Your task » Beneath this sentence is a set of records; write each of them out exactly.

+-------+

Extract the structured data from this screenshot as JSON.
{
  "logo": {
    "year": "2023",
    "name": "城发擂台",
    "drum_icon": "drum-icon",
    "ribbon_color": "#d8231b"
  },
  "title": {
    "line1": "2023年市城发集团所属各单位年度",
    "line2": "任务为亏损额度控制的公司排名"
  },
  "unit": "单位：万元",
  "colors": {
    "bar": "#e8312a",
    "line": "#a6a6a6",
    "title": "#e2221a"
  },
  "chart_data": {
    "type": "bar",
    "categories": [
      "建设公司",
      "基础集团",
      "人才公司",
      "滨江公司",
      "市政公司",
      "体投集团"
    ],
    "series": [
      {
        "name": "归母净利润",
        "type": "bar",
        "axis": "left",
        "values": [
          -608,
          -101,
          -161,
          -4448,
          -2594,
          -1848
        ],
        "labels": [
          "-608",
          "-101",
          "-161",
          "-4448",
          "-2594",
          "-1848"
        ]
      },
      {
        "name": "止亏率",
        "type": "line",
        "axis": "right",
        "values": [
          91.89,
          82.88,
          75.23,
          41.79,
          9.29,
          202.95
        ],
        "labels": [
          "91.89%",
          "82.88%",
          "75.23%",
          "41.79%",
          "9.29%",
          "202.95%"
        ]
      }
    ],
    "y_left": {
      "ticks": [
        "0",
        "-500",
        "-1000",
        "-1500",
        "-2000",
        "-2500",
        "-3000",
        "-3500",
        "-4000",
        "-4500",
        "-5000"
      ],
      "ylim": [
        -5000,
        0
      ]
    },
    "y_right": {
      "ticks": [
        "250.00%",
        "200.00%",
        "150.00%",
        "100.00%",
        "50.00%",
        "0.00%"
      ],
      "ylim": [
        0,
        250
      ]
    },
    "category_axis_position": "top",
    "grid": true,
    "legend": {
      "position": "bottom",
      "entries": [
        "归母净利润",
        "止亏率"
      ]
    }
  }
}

+-------+

Written reply »
Extract the structured data from this screenshot as JSON.
{
  "logo": {
    "year": "2023",
    "name": "城发擂台",
    "drum_icon": "drum-icon",
    "ribbon_color": "#d8231b"
  },
  "title": {
    "line1": "2023年市城发集团所属各单位年度",
    "line2": "任务为亏损额度控制的公司排名"
  },
  "unit": "单位：万元",
  "colors": {
    "bar": "#e8312a",
    "line": "#a6a6a6",
    "title": "#e2221a"
  },
  "chart_data": {
    "type": "bar",
    "categories": [
      "建设公司",
      "基础集团",
      "人才公司",
      "滨江公司",
      "市政公司",
      "体投集团"
    ],
    "series": [
      {
        "name": "归母净利润",
        "type": "bar",
        "axis": "left",
        "values": [
          -608,
          -101,
          -161,
          -4448,
          -2594,
          -1848
        ],
        "labels": [
          "-608",
          "-101",
          "-161",
          "-4448",
          "-2594",
          "-1848"
        ]
      },
      {
        "name": "止亏率",
        "type": "line",
        "axis": "right",
        "values": [
          91.89,
          82.88,
          75.23,
          41.79,
          9.29,
          202.95
        ],
        "labels": [
          "91.89%",
          "82.88%",
          "75.23%",
          "41.79%",
          "9.29%",
          "202.95%"
        ]
      }
    ],
    "y_left": {
      "ticks": [
        "0",
        "-500",
        "-1000",
        "-1500",
        "-2000",
        "-2500",
        "-3000",
        "-3500",
        "-4000",
        "-4500",
        "-5000"
      ],
      "ylim": [
        -5000,
        0
      ]
    },
    "y_right": {
      "ticks": [
        "250.00%",
        "200.00%",
        "150.00%",
        "100.00%",
        "50.00%",
        "0.00%"
      ],
      "ylim": [
        0,
        250
      ]
    },
    "category_axis_position": "top",
    "grid": true,
    "legend": {
      "position": "bottom",
      "entries": [
        "归母净利润",
        "止亏率"
      ]
    }
  }
}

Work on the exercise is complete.